• [EXERCISE MATERIAL]:

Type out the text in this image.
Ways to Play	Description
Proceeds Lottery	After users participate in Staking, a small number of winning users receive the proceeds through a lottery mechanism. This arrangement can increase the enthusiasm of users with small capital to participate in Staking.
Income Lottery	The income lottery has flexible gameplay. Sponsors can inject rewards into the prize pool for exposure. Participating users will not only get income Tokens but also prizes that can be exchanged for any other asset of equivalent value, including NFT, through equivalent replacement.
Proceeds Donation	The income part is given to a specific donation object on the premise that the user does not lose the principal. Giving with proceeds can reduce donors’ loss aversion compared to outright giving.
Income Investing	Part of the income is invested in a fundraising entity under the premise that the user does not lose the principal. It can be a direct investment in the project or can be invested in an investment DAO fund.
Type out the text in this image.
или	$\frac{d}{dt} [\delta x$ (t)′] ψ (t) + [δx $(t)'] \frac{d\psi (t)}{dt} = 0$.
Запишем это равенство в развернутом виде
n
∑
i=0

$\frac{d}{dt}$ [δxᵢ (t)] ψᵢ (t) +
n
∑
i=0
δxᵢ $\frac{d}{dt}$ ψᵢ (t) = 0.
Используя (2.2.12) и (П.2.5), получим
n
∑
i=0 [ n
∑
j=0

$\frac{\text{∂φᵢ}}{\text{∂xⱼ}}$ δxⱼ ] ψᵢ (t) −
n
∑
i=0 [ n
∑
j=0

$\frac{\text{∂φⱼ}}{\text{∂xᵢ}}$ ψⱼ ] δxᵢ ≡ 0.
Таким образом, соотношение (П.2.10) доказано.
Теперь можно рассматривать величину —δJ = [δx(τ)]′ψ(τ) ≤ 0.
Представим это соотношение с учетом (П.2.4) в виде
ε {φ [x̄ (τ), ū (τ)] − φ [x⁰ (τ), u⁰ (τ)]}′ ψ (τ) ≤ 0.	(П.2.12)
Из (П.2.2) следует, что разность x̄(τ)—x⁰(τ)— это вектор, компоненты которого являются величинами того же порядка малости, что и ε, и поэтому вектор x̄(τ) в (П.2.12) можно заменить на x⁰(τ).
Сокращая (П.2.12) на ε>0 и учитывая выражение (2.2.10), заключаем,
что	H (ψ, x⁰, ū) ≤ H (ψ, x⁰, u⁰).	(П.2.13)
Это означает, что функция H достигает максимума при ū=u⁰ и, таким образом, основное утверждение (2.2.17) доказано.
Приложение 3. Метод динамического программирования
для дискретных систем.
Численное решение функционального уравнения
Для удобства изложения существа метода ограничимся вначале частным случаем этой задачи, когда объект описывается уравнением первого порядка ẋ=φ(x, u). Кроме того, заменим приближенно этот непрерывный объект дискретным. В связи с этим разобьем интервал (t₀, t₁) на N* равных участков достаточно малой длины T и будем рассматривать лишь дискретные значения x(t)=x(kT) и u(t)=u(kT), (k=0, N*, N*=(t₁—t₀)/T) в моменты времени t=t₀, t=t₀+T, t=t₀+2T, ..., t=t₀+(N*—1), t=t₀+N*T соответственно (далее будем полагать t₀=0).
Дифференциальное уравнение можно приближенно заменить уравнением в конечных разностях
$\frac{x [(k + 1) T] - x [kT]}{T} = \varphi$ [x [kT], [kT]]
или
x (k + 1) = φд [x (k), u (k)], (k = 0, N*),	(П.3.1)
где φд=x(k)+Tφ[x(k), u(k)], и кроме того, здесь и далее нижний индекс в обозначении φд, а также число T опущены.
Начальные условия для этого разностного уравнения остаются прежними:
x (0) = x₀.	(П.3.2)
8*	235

• [THE EXERCISE]:
Write out the whole listing again. Match it word for word.

• [ANSWER TO THE TASK]:
Type out the text in this image.
Ways to Play	Description
Proceeds Lottery	After users participate in Staking, a small number of winning users receive the proceeds through a lottery mechanism. This arrangement can increase the enthusiasm of users with small capital to participate in Staking.
Income Lottery	The income lottery has flexible gameplay. Sponsors can inject rewards into the prize pool for exposure. Participating users will not only get income Tokens but also prizes that can be exchanged for any other asset of equivalent value, including NFT, through equivalent replacement.
Proceeds Donation	The income part is given to a specific donation object on the premise that the user does not lose the principal. Giving with proceeds can reduce donors’ loss aversion compared to outright giving.
Income Investing	Part of the income is invested in a fundraising entity under the premise that the user does not lose the principal. It can be a direct investment in the project or can be invested in an investment DAO fund.
Type out the text in this image.
или	$\frac{d}{dt} [\delta x$ (t)′] ψ (t) + [δx $(t)'] \frac{d\psi (t)}{dt} = 0$.
Запишем это равенство в развернутом виде
n
∑
i=0

$\frac{d}{dt}$ [δxᵢ (t)] ψᵢ (t) +
n
∑
i=0
δxᵢ $\frac{d}{dt}$ ψᵢ (t) = 0.
Используя (2.2.12) и (П.2.5), получим
n
∑
i=0 [ n
∑
j=0

$\frac{\text{∂φᵢ}}{\text{∂xⱼ}}$ δxⱼ ] ψᵢ (t) −
n
∑
i=0 [ n
∑
j=0

$\frac{\text{∂φⱼ}}{\text{∂xᵢ}}$ ψⱼ ] δxᵢ ≡ 0.
Таким образом, соотношение (П.2.10) доказано.
Теперь можно рассматривать величину —δJ = [δx(τ)]′ψ(τ) ≤ 0.
Представим это соотношение с учетом (П.2.4) в виде
ε {φ [x̄ (τ), ū (τ)] − φ [x⁰ (τ), u⁰ (τ)]}′ ψ (τ) ≤ 0.	(П.2.12)
Из (П.2.2) следует, что разность x̄(τ)—x⁰(τ)— это вектор, компоненты которого являются величинами того же порядка малости, что и ε, и поэтому вектор x̄(τ) в (П.2.12) можно заменить на x⁰(τ).
Сокращая (П.2.12) на ε>0 и учитывая выражение (2.2.10), заключаем,
что	H (ψ, x⁰, ū) ≤ H (ψ, x⁰, u⁰).	(П.2.13)
Это означает, что функция H достигает максимума при ū=u⁰ и, таким образом, основное утверждение (2.2.17) доказано.
Приложение 3. Метод динамического программирования
для дискретных систем.
Численное решение функционального уравнения
Для удобства изложения существа метода ограничимся вначале частным случаем этой задачи, когда объект описывается уравнением первого порядка ẋ=φ(x, u). Кроме того, заменим приближенно этот непрерывный объект дискретным. В связи с этим разобьем интервал (t₀, t₁) на N* равных участков достаточно малой длины T и будем рассматривать лишь дискретные значения x(t)=x(kT) и u(t)=u(kT), (k=0, N*, N*=(t₁—t₀)/T) в моменты времени t=t₀, t=t₀+T, t=t₀+2T, ..., t=t₀+(N*—1), t=t₀+N*T соответственно (далее будем полагать t₀=0).
Дифференциальное уравнение можно приближенно заменить уравнением в конечных разностях
$\frac{x [(k + 1) T] - x [kT]}{T} = \varphi$ [x [kT], [kT]]
или
x (k + 1) = φд [x (k), u (k)], (k = 0, N*),	(П.3.1)
где φд=x(k)+Tφ[x(k), u(k)], и кроме того, здесь и далее нижний индекс в обозначении φд, а также число T опущены.
Начальные условия для этого разностного уравнения остаются прежними:
x (0) = x₀.	(П.3.2)
8*	235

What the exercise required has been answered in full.